§ **EXERCISE BRIEF**:
State how many lines in the records hold the word "BeginTime", giving the number and no other text.

§ **DATASET EXCERPTS**:
━━━
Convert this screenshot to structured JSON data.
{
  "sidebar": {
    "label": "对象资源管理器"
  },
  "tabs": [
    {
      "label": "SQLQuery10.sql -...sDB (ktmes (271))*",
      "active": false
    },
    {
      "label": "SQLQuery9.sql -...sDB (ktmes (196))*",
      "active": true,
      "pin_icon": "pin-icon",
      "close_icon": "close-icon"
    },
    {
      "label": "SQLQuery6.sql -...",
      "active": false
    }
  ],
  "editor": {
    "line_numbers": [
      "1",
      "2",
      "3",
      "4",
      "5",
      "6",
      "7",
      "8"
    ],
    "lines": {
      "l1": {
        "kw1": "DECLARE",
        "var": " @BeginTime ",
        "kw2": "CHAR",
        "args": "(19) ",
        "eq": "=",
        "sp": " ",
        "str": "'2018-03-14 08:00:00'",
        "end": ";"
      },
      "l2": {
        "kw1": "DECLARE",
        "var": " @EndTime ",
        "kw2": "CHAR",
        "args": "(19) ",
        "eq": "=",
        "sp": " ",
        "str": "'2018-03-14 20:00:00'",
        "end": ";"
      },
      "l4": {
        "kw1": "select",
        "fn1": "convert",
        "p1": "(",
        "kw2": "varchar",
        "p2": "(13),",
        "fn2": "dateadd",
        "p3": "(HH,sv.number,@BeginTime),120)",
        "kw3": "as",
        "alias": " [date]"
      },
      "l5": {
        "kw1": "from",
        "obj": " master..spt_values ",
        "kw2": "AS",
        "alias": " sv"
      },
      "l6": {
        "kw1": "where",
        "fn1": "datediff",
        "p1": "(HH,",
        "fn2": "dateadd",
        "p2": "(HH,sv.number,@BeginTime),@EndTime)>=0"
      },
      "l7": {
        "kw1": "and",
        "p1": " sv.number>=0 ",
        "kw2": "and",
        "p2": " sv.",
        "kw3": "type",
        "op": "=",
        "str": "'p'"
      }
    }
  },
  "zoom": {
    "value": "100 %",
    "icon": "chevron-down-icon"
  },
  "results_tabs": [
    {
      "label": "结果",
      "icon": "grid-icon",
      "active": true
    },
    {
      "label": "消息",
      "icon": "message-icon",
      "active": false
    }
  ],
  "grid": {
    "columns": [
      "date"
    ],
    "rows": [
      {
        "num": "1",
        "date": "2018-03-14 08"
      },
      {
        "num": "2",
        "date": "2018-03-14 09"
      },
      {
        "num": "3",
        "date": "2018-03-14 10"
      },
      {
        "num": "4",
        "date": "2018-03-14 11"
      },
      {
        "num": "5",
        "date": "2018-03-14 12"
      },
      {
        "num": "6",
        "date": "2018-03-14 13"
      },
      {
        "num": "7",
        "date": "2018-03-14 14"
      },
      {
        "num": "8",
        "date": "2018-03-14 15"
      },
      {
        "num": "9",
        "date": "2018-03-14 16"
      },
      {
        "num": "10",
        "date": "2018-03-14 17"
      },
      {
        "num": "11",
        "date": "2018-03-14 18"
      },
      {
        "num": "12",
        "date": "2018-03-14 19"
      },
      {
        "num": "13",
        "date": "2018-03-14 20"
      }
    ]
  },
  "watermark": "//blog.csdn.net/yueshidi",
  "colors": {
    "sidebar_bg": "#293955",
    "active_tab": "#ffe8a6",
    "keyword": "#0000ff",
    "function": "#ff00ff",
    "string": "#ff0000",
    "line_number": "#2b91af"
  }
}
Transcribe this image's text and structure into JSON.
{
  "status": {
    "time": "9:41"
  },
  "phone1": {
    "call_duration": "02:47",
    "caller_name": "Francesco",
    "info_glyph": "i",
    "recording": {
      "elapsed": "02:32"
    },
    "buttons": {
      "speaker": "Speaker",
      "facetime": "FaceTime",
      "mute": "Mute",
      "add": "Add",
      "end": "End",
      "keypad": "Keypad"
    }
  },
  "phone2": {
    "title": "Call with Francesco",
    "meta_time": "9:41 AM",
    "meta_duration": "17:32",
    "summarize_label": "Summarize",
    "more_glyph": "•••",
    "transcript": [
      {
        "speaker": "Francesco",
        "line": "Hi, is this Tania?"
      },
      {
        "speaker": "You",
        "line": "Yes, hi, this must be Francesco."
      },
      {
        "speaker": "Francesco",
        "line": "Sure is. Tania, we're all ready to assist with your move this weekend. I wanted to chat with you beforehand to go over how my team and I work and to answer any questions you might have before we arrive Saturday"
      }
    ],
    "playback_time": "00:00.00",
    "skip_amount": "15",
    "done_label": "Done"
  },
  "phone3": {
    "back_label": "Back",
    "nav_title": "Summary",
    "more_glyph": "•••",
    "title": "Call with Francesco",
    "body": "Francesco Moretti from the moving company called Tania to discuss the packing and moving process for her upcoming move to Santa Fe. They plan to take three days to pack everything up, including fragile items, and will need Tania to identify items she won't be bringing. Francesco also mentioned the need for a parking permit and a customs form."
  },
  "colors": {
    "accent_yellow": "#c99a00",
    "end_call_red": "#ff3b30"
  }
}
━━━
§ **RESULT FOR THIS EXERCISE**:
3